→ PROBLEM DESCRIPTION
Turn the listing below into a numbered list, from its first line through the line holding "kardex-cell[interactable] — [215, 349, 279, 364]", both included, and skip any blank lines.
--
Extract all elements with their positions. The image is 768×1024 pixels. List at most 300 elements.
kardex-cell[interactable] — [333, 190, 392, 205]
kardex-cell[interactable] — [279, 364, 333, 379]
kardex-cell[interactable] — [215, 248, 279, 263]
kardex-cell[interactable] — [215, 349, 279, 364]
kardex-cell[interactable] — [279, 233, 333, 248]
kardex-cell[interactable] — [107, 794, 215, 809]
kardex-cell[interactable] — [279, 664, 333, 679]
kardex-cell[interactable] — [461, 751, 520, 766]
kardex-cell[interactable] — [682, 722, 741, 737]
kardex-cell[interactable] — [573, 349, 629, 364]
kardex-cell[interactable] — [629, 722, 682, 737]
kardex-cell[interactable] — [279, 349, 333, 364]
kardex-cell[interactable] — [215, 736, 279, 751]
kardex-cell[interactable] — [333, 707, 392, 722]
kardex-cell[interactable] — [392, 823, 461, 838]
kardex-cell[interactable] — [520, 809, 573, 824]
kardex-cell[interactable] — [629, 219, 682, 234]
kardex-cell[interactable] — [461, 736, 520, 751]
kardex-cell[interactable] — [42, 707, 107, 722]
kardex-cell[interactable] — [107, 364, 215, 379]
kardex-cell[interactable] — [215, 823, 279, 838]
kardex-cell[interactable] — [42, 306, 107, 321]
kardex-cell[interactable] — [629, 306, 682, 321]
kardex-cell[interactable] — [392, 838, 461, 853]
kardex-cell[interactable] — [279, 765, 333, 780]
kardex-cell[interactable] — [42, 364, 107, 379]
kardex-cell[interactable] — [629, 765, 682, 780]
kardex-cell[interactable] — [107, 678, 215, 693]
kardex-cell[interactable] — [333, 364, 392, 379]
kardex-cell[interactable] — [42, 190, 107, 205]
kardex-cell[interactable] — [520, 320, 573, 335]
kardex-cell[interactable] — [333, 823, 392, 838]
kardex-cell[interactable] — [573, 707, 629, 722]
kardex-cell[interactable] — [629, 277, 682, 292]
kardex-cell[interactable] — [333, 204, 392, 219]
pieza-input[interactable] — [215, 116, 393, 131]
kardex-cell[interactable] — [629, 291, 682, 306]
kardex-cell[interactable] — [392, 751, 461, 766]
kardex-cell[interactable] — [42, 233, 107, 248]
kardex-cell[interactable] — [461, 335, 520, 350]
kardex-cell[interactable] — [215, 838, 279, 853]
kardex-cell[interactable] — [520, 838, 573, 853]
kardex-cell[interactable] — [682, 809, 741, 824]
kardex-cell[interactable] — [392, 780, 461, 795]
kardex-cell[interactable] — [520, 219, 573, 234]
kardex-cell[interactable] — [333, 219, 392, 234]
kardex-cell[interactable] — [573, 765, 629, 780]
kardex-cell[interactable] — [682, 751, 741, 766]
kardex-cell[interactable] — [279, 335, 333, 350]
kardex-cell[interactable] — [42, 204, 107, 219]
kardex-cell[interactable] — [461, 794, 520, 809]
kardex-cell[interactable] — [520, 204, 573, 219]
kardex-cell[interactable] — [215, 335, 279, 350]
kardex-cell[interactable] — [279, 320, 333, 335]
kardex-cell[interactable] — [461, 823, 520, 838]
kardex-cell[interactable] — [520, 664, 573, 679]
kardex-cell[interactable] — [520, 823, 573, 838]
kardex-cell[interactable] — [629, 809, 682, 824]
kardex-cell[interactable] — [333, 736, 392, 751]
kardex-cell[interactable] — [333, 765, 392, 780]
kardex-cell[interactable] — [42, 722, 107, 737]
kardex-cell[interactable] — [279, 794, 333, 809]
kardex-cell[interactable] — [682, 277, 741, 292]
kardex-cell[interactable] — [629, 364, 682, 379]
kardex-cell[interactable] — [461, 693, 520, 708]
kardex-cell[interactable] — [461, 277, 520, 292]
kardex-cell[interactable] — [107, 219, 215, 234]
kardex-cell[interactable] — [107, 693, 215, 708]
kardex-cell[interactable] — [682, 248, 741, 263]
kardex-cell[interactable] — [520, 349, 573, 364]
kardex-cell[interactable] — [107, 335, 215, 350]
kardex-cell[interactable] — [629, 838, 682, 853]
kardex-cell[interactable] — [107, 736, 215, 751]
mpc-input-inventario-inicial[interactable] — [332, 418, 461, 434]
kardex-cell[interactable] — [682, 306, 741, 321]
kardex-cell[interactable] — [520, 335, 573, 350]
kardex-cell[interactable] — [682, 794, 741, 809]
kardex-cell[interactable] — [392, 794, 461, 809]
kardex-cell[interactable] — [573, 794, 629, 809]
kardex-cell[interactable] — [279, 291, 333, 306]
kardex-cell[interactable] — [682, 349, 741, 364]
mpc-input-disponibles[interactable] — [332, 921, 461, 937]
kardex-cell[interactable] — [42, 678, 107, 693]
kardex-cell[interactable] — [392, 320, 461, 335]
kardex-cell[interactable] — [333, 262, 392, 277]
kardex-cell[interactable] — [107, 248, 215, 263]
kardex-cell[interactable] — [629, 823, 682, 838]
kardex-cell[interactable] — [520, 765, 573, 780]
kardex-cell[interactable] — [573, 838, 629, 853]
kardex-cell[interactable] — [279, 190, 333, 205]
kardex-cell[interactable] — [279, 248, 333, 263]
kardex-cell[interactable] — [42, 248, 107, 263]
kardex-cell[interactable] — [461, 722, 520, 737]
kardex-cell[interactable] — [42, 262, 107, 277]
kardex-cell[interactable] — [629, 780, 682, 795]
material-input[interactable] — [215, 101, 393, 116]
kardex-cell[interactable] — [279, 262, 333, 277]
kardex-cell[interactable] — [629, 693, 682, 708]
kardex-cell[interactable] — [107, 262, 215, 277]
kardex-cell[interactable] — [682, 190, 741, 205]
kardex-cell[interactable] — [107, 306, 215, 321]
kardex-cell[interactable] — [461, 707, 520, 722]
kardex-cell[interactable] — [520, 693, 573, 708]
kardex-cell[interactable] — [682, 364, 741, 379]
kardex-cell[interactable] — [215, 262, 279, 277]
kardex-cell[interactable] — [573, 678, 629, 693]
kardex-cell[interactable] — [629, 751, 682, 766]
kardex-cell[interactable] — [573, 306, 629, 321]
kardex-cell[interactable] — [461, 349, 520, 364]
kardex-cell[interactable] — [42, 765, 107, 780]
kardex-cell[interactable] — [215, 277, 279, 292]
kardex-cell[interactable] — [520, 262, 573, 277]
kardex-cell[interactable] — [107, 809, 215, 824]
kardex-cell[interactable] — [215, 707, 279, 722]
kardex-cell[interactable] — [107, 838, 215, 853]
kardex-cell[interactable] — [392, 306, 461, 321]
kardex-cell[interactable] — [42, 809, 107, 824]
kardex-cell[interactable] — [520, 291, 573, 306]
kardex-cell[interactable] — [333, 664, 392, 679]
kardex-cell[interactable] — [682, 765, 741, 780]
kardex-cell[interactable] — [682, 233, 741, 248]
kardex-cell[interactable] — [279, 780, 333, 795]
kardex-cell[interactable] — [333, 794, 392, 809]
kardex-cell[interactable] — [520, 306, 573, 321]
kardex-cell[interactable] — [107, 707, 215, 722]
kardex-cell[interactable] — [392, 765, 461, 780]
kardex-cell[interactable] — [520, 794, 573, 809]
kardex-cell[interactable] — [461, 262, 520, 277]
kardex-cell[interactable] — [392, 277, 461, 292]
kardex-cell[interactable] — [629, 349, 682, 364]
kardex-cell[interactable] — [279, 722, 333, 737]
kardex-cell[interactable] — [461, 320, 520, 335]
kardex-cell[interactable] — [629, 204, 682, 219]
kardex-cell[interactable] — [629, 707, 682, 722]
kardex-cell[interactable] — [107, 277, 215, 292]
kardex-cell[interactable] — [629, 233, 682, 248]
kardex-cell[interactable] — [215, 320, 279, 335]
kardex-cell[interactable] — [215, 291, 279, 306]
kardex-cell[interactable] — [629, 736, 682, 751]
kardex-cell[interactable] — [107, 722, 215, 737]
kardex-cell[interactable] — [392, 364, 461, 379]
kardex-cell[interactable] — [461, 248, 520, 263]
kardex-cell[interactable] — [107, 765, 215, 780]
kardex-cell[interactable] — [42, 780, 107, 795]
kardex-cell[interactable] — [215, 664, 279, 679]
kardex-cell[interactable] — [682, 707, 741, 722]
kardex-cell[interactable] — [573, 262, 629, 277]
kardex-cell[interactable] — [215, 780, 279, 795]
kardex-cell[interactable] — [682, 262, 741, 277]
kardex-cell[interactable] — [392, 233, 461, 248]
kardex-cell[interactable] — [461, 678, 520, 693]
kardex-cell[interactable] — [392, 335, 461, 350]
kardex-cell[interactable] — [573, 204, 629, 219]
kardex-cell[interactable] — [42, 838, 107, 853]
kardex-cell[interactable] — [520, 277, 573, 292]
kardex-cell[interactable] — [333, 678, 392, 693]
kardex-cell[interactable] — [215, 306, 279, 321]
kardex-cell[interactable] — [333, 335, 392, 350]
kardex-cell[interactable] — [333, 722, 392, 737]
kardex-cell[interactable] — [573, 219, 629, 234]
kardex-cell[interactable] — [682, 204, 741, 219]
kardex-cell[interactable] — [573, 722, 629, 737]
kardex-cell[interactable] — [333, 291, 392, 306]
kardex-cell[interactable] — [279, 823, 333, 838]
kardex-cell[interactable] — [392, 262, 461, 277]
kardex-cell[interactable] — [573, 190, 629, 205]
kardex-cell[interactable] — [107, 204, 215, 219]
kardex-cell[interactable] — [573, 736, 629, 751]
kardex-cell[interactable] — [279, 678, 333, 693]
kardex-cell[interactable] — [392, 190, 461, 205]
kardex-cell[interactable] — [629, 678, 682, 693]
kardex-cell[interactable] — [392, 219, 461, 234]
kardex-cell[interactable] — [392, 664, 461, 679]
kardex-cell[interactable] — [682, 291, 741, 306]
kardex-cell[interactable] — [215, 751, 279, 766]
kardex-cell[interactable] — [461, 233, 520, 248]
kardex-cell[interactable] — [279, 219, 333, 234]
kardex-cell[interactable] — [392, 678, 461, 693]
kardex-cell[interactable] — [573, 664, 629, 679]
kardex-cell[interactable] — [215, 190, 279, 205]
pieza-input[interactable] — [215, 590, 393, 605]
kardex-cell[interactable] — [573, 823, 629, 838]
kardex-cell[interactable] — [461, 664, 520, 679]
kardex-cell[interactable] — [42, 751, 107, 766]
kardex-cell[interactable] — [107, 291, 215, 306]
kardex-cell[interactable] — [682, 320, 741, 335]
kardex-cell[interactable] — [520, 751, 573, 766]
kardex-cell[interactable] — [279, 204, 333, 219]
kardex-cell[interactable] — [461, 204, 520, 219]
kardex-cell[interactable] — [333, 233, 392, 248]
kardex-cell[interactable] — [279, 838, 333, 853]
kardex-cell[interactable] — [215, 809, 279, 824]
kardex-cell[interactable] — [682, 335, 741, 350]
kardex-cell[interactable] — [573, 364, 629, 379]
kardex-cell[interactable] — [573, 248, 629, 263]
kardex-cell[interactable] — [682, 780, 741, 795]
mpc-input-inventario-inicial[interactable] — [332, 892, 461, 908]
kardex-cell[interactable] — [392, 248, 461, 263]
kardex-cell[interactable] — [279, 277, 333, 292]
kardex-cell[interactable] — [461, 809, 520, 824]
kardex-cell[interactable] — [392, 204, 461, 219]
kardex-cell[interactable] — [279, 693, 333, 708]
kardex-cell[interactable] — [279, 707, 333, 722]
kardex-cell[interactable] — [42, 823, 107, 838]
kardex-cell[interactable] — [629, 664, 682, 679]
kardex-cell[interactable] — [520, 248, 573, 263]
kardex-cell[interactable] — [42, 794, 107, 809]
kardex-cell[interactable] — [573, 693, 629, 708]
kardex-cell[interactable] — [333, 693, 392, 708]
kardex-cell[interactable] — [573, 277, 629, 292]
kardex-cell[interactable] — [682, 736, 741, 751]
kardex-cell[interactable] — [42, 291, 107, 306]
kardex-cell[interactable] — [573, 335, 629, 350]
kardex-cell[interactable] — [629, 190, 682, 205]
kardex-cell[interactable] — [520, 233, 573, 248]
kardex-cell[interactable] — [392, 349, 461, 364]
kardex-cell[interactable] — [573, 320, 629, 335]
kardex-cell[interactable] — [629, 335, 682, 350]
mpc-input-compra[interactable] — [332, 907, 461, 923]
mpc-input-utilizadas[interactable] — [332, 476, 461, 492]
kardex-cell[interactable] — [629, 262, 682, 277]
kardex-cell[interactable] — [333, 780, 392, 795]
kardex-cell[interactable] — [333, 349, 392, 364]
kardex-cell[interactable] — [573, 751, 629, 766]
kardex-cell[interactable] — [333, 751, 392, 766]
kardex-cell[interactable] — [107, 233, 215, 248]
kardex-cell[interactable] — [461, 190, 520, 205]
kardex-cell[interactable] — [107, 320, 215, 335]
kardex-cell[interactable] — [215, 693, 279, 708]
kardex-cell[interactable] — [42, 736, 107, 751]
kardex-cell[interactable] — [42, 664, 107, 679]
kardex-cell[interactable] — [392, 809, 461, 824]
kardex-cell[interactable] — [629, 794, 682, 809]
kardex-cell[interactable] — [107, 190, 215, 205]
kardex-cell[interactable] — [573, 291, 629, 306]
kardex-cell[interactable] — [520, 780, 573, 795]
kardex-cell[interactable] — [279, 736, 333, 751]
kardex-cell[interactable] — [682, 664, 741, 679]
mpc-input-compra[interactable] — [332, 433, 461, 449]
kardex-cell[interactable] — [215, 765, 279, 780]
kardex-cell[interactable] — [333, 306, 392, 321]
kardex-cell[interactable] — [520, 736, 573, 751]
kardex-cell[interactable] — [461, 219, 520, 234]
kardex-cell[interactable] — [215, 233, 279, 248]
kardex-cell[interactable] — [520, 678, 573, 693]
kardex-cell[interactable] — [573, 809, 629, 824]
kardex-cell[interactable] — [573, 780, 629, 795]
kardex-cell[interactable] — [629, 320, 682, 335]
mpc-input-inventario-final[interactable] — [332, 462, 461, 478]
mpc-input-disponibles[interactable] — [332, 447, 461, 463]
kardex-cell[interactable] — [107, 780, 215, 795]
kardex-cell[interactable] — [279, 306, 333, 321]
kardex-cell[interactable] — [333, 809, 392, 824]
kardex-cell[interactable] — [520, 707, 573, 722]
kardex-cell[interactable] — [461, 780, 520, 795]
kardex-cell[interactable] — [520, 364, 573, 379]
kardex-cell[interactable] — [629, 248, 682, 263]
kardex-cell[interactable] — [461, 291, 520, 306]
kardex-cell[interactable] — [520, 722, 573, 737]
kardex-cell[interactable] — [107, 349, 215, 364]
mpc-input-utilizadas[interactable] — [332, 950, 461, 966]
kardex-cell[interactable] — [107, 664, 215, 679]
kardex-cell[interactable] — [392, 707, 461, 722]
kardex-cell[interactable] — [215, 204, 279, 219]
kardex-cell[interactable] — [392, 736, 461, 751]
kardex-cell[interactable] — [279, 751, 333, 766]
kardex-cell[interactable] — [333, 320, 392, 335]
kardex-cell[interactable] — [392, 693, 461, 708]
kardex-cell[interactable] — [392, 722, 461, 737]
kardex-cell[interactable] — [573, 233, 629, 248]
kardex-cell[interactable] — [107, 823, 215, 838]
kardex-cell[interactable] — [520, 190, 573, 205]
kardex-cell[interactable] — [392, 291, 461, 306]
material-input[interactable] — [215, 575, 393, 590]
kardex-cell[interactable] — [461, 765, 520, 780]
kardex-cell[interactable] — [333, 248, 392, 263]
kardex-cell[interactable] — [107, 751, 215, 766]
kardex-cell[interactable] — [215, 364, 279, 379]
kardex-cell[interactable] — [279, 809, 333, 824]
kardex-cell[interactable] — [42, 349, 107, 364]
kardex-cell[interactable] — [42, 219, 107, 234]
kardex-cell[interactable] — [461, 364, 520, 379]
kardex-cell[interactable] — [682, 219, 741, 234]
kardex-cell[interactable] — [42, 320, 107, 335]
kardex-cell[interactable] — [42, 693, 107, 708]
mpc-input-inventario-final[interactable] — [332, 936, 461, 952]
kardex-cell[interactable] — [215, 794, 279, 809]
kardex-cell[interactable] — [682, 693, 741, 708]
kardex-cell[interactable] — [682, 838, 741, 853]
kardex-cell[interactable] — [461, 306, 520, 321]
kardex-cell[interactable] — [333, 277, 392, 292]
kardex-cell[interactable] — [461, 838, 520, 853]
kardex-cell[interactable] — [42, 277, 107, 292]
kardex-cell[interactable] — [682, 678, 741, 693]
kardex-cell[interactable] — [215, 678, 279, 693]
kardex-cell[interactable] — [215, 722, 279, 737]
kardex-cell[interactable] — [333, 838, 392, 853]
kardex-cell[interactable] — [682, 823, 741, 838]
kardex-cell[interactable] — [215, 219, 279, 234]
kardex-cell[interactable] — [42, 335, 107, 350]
--
→ FINISHED TASK
1. Extract all elements with their positions. The image is 768×1024 pixels. List at most 300 elements.
2. kardex-cell[interactable] — [333, 190, 392, 205]
3. kardex-cell[interactable] — [279, 364, 333, 379]
4. kardex-cell[interactable] — [215, 248, 279, 263]
5. kardex-cell[interactable] — [215, 349, 279, 364]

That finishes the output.